[Directions] Copy out the listing exactly.
— START Given entries —
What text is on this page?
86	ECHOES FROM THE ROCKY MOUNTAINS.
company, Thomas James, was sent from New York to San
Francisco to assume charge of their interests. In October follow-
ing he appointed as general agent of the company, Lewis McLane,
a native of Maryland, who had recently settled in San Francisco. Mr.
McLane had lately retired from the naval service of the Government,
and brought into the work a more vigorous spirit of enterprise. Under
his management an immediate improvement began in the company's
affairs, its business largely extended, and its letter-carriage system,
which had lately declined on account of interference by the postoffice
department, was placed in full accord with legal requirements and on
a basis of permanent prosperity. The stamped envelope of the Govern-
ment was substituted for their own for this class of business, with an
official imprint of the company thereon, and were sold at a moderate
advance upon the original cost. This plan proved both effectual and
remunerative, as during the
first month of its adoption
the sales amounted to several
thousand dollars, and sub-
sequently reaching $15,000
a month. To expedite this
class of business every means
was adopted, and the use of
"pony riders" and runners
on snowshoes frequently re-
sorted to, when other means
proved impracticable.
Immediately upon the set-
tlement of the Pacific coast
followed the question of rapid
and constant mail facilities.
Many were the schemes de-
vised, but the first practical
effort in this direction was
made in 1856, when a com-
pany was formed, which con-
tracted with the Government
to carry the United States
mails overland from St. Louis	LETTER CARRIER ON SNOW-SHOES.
— END Given entries —
[Result for this task]
What text is on this page?
86	ECHOES FROM THE ROCKY MOUNTAINS.
company, Thomas James, was sent from New York to San
Francisco to assume charge of their interests. In October follow-
ing he appointed as general agent of the company, Lewis McLane,
a native of Maryland, who had recently settled in San Francisco. Mr.
McLane had lately retired from the naval service of the Government,
and brought into the work a more vigorous spirit of enterprise. Under
his management an immediate improvement began in the company's
affairs, its business largely extended, and its letter-carriage system,
which had lately declined on account of interference by the postoffice
department, was placed in full accord with legal requirements and on
a basis of permanent prosperity. The stamped envelope of the Govern-
ment was substituted for their own for this class of business, with an
official imprint of the company thereon, and were sold at a moderate
advance upon the original cost. This plan proved both effectual and
remunerative, as during the
first month of its adoption
the sales amounted to several
thousand dollars, and sub-
sequently reaching $15,000
a month. To expedite this
class of business every means
was adopted, and the use of
"pony riders" and runners
on snowshoes frequently re-
sorted to, when other means
proved impracticable.
Immediately upon the set-
tlement of the Pacific coast
followed the question of rapid
and constant mail facilities.
Many were the schemes de-
vised, but the first practical
effort in this direction was
made in 1856, when a com-
pany was formed, which con-
tracted with the Government
to carry the United States
mails overland from St. Louis	LETTER CARRIER ON SNOW-SHOES.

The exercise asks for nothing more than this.